• [Document extract]
^^^^^^^^^^^^^^^^

A Reliable PUF in a Dual Function SRAM

Abstract

An SRAM Physical Unclonable Function (SRAM-PUF) is a potential solution for lightweight secure key generation, and is particularly suitable for resource-constrained security devices. An SRAM-PUF is able to generate random and unique cryptographic keys based on start-up values (SUVs) by exploiting intrinsic manufacturing process variations. For cost efficiency the available on-chip SRAM in a system can be reused as a PUF. As CMOS technology scales down, ageing-induced Negative Bias Temperature Instability (NBTI) becomes more pronounced, resulting in asymmetric degradation of memory bit cells after prolonged storage of the same bit values. This causes unreliable SUVs for an SRAM-PUF. In this paper, we investigate the bit probabilities in an instruction cache and the effect on long-term reliability. We show that the signal probability in a 32-bit ARM instruction cache has a predictable pattern. Hence, we propose a bit selection technique to mitigate the NBTI effect when an instruction cache is used as a PUF. We show that this technique can reduce the predicted bit error in an SRAM-PUF from 14.18% to 5.58% over 5 years. Consequently, as the bit error reduces, the area overhead of the error-correction is about $6 \times$ smaller compared to that without a bit selection technique.

^^^^^^^^^^^^^^^^

Page segmentation data
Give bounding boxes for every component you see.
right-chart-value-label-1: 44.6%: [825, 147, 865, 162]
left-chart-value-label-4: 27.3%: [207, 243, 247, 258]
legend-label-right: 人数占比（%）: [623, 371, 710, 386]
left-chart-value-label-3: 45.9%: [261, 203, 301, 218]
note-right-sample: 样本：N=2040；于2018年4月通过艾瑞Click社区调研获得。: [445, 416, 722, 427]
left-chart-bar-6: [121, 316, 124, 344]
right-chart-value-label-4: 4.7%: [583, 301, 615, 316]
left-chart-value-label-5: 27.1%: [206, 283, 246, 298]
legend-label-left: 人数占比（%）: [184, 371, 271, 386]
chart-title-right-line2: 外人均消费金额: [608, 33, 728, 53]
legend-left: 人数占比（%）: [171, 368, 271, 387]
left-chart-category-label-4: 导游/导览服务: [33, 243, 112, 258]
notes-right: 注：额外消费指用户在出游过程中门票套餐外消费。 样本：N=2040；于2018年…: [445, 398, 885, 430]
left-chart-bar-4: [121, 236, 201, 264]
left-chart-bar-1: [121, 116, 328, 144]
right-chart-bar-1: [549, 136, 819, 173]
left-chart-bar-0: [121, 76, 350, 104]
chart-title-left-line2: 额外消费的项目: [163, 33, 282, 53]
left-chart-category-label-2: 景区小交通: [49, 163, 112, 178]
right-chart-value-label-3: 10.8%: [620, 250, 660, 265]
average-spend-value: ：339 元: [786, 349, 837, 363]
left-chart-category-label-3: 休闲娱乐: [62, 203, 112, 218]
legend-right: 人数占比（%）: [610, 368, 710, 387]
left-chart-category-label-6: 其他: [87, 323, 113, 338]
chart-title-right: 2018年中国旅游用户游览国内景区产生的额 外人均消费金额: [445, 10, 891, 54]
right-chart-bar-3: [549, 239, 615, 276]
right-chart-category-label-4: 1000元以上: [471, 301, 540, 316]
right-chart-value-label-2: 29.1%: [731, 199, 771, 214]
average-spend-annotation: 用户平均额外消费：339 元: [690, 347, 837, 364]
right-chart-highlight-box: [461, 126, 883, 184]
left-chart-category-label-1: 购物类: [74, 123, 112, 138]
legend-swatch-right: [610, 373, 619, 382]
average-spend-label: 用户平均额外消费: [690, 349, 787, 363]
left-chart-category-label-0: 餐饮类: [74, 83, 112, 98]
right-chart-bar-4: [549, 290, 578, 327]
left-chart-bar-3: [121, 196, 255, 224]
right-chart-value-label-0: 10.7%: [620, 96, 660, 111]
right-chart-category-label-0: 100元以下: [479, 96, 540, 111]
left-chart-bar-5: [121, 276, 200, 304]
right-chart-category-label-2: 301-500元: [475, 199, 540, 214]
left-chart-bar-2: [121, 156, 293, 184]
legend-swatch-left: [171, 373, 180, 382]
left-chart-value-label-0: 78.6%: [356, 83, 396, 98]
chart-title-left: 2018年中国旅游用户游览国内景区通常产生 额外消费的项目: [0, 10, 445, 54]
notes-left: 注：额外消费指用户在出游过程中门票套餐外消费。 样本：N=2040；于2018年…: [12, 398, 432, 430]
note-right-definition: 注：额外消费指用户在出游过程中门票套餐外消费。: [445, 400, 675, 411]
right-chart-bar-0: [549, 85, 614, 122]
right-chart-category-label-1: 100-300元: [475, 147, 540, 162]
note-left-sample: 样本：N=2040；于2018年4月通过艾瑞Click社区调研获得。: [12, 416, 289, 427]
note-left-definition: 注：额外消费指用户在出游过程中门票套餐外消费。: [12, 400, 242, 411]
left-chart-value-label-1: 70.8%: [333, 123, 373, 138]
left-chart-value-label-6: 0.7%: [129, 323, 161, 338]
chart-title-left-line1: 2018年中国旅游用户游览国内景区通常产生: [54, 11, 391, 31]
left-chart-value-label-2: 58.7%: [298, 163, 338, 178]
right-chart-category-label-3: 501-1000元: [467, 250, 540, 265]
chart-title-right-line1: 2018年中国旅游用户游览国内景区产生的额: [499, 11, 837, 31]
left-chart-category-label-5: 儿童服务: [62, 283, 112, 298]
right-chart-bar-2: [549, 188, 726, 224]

^^^^^^^^^^^^^^^^

• [Exercise prompt]
Answer these questions from the abstract on the SRAM-PUF:
(a) What does an SRAM-PUF exploit to generate keys from start-up values?
(b) In what kind of cache is the signal probability shown to have a predictable pattern?
(c) By how much does the bit selection technique reduce the predicted bit error over 5 years?

• [Exercise output]
(a) Intrinsic manufacturing process variations.
(b) A 32-bit ARM instruction cache.
(c) From 14.18% to 5.58%.